» SET PROBLEM
Extract every line below, verbatim.

Data listing:
========================================
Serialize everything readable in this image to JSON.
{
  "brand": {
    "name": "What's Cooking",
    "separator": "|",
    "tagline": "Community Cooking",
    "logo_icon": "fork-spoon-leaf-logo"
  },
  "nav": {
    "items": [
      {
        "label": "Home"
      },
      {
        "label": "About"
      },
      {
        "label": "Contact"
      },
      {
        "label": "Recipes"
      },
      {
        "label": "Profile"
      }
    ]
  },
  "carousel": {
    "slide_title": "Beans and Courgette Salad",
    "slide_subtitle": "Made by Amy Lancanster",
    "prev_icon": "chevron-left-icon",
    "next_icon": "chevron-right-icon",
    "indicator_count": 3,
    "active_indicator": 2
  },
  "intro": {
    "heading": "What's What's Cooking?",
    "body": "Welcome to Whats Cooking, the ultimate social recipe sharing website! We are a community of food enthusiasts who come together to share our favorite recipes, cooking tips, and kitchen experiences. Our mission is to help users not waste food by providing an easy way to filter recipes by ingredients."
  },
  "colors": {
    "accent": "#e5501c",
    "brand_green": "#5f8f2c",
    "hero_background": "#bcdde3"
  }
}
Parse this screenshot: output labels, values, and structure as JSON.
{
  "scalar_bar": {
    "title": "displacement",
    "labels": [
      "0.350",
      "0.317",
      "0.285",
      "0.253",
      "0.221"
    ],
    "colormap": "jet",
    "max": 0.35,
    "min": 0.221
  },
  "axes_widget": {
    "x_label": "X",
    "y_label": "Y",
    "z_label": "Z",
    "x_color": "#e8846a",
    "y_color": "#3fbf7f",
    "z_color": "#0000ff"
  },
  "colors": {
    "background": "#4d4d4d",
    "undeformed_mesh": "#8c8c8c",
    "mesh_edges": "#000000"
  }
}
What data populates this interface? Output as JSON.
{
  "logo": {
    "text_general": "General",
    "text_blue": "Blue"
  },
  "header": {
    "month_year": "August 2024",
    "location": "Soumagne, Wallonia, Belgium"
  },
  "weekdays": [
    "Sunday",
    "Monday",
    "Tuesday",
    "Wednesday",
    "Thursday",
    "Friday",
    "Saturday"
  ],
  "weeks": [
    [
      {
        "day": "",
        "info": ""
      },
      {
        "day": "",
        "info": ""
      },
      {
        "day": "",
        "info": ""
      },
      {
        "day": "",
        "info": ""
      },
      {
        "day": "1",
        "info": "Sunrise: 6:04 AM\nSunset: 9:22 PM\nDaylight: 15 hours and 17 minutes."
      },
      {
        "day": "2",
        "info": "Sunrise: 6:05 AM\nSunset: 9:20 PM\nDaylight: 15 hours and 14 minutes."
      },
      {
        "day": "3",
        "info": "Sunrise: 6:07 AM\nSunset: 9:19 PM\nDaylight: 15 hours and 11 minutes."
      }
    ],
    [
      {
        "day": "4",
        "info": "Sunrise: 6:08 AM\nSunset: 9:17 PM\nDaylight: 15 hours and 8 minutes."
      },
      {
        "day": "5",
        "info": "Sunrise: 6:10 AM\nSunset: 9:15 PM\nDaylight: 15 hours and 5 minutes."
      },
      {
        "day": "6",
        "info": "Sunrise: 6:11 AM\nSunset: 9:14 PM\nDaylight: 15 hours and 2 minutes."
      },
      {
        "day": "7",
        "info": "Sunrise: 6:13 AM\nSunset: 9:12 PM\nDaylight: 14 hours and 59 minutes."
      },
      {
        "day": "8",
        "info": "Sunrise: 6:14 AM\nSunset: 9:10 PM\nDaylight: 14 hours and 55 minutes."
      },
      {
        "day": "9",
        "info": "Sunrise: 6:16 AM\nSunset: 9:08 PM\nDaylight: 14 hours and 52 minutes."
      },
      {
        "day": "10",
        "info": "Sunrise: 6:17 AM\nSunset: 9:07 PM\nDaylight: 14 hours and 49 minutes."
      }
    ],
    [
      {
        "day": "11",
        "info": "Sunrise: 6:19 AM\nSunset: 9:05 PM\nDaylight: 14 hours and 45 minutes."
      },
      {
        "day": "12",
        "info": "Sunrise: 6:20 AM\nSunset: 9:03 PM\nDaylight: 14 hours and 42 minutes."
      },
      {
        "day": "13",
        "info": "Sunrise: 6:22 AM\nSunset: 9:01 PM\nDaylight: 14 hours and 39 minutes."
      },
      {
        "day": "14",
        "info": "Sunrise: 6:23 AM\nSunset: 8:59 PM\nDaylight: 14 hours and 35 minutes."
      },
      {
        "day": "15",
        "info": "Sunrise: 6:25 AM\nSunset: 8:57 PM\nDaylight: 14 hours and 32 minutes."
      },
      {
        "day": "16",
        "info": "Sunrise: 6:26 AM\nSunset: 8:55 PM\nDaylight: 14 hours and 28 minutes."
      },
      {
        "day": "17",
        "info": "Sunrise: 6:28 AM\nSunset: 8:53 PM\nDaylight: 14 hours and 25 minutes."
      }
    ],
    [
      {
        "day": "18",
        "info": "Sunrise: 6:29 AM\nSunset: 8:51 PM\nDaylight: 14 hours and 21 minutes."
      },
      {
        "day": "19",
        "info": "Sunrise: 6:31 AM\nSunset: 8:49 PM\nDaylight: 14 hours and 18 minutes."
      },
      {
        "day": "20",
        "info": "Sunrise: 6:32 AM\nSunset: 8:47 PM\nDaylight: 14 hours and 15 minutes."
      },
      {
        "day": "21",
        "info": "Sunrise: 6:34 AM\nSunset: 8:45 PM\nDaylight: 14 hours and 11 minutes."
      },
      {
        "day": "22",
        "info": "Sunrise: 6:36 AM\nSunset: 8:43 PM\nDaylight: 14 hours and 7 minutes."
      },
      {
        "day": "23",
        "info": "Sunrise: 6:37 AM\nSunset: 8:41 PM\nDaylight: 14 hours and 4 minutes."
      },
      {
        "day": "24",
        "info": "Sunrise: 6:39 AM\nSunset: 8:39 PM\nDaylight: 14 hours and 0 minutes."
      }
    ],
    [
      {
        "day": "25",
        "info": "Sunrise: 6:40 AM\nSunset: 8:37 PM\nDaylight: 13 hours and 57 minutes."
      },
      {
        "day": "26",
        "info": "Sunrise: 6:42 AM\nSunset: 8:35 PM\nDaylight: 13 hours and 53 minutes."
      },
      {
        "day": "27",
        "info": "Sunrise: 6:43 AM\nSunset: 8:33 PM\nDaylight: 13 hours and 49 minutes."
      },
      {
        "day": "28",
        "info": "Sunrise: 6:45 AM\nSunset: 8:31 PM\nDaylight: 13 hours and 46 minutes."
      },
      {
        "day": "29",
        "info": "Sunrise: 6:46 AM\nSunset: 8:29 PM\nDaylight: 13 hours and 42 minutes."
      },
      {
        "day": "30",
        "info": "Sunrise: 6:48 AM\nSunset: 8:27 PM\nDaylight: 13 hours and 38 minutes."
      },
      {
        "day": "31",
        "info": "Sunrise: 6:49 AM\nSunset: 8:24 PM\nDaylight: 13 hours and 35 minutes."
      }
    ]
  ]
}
========================================
» REPLY TO THE TASK
Serialize everything readable in this image to JSON.
{
  "brand": {
    "name": "What's Cooking",
    "separator": "|",
    "tagline": "Community Cooking",
    "logo_icon": "fork-spoon-leaf-logo"
  },
  "nav": {
    "items": [
      {
        "label": "Home"
      },
      {
        "label": "About"
      },
      {
        "label": "Contact"
      },
      {
        "label": "Recipes"
      },
      {
        "label": "Profile"
      }
    ]
  },
  "carousel": {
    "slide_title": "Beans and Courgette Salad",
    "slide_subtitle": "Made by Amy Lancanster",
    "prev_icon": "chevron-left-icon",
    "next_icon": "chevron-right-icon",
    "indicator_count": 3,
    "active_indicator": 2
  },
  "intro": {
    "heading": "What's What's Cooking?",
    "body": "Welcome to Whats Cooking, the ultimate social recipe sharing website! We are a community of food enthusiasts who come together to share our favorite recipes, cooking tips, and kitchen experiences. Our mission is to help users not waste food by providing an easy way to filter recipes by ingredients."
  },
  "colors": {
    "accent": "#e5501c",
    "brand_green": "#5f8f2c",
    "hero_background": "#bcdde3"
  }
}
Parse this screenshot: output labels, values, and structure as JSON.
{
  "scalar_bar": {
    "title": "displacement",
    "labels": [
      "0.350",
      "0.317",
      "0.285",
      "0.253",
      "0.221"
    ],
    "colormap": "jet",
    "max": 0.35,
    "min": 0.221
  },
  "axes_widget": {
    "x_label": "X",
    "y_label": "Y",
    "z_label": "Z",
    "x_color": "#e8846a",
    "y_color": "#3fbf7f",
    "z_color": "#0000ff"
  },
  "colors": {
    "background": "#4d4d4d",
    "undeformed_mesh": "#8c8c8c",
    "mesh_edges": "#000000"
  }
}
What data populates this interface? Output as JSON.
{
  "logo": {
    "text_general": "General",
    "text_blue": "Blue"
  },
  "header": {
    "month_year": "August 2024",
    "location": "Soumagne, Wallonia, Belgium"
  },
  "weekdays": [
    "Sunday",
    "Monday",
    "Tuesday",
    "Wednesday",
    "Thursday",
    "Friday",
    "Saturday"
  ],
  "weeks": [
    [
      {
        "day": "",
        "info": ""
      },
      {
        "day": "",
        "info": ""
      },
      {
        "day": "",
        "info": ""
      },
      {
        "day": "",
        "info": ""
      },
      {
        "day": "1",
        "info": "Sunrise: 6:04 AM\nSunset: 9:22 PM\nDaylight: 15 hours and 17 minutes."
      },
      {
        "day": "2",
        "info": "Sunrise: 6:05 AM\nSunset: 9:20 PM\nDaylight: 15 hours and 14 minutes."
      },
      {
        "day": "3",
        "info": "Sunrise: 6:07 AM\nSunset: 9:19 PM\nDaylight: 15 hours and 11 minutes."
      }
    ],
    [
      {
        "day": "4",
        "info": "Sunrise: 6:08 AM\nSunset: 9:17 PM\nDaylight: 15 hours and 8 minutes."
      },
      {
        "day": "5",
        "info": "Sunrise: 6:10 AM\nSunset: 9:15 PM\nDaylight: 15 hours and 5 minutes."
      },
      {
        "day": "6",
        "info": "Sunrise: 6:11 AM\nSunset: 9:14 PM\nDaylight: 15 hours and 2 minutes."
      },
      {
        "day": "7",
        "info": "Sunrise: 6:13 AM\nSunset: 9:12 PM\nDaylight: 14 hours and 59 minutes."
      },
      {
        "day": "8",
        "info": "Sunrise: 6:14 AM\nSunset: 9:10 PM\nDaylight: 14 hours and 55 minutes."
      },
      {
        "day": "9",
        "info": "Sunrise: 6:16 AM\nSunset: 9:08 PM\nDaylight: 14 hours and 52 minutes."
      },
      {
        "day": "10",
        "info": "Sunrise: 6:17 AM\nSunset: 9:07 PM\nDaylight: 14 hours and 49 minutes."
      }
    ],
    [
      {
        "day": "11",
        "info": "Sunrise: 6:19 AM\nSunset: 9:05 PM\nDaylight: 14 hours and 45 minutes."
      },
      {
        "day": "12",
        "info": "Sunrise: 6:20 AM\nSunset: 9:03 PM\nDaylight: 14 hours and 42 minutes."
      },
      {
        "day": "13",
        "info": "Sunrise: 6:22 AM\nSunset: 9:01 PM\nDaylight: 14 hours and 39 minutes."
      },
      {
        "day": "14",
        "info": "Sunrise: 6:23 AM\nSunset: 8:59 PM\nDaylight: 14 hours and 35 minutes."
      },
      {
        "day": "15",
        "info": "Sunrise: 6:25 AM\nSunset: 8:57 PM\nDaylight: 14 hours and 32 minutes."
      },
      {
        "day": "16",
        "info": "Sunrise: 6:26 AM\nSunset: 8:55 PM\nDaylight: 14 hours and 28 minutes."
      },
      {
        "day": "17",
        "info": "Sunrise: 6:28 AM\nSunset: 8:53 PM\nDaylight: 14 hours and 25 minutes."
      }
    ],
    [
      {
        "day": "18",
        "info": "Sunrise: 6:29 AM\nSunset: 8:51 PM\nDaylight: 14 hours and 21 minutes."
      },
      {
        "day": "19",
        "info": "Sunrise: 6:31 AM\nSunset: 8:49 PM\nDaylight: 14 hours and 18 minutes."
      },
      {
        "day": "20",
        "info": "Sunrise: 6:32 AM\nSunset: 8:47 PM\nDaylight: 14 hours and 15 minutes."
      },
      {
        "day": "21",
        "info": "Sunrise: 6:34 AM\nSunset: 8:45 PM\nDaylight: 14 hours and 11 minutes."
      },
      {
        "day": "22",
        "info": "Sunrise: 6:36 AM\nSunset: 8:43 PM\nDaylight: 14 hours and 7 minutes."
      },
      {
        "day": "23",
        "info": "Sunrise: 6:37 AM\nSunset: 8:41 PM\nDaylight: 14 hours and 4 minutes."
      },
      {
        "day": "24",
        "info": "Sunrise: 6:39 AM\nSunset: 8:39 PM\nDaylight: 14 hours and 0 minutes."
      }
    ],
    [
      {
        "day": "25",
        "info": "Sunrise: 6:40 AM\nSunset: 8:37 PM\nDaylight: 13 hours and 57 minutes."
      },
      {
        "day": "26",
        "info": "Sunrise: 6:42 AM\nSunset: 8:35 PM\nDaylight: 13 hours and 53 minutes."
      },
      {
        "day": "27",
        "info": "Sunrise: 6:43 AM\nSunset: 8:33 PM\nDaylight: 13 hours and 49 minutes."
      },
      {
        "day": "28",
        "info": "Sunrise: 6:45 AM\nSunset: 8:31 PM\nDaylight: 13 hours and 46 minutes."
      },
      {
        "day": "29",
        "info": "Sunrise: 6:46 AM\nSunset: 8:29 PM\nDaylight: 13 hours and 42 minutes."
      },
      {
        "day": "30",
        "info": "Sunrise: 6:48 AM\nSunset: 8:27 PM\nDaylight: 13 hours and 38 minutes."
      },
      {
        "day": "31",
        "info": "Sunrise: 6:49 AM\nSunset: 8:24 PM\nDaylight: 13 hours and 35 minutes."
      }
    ]
  ]
}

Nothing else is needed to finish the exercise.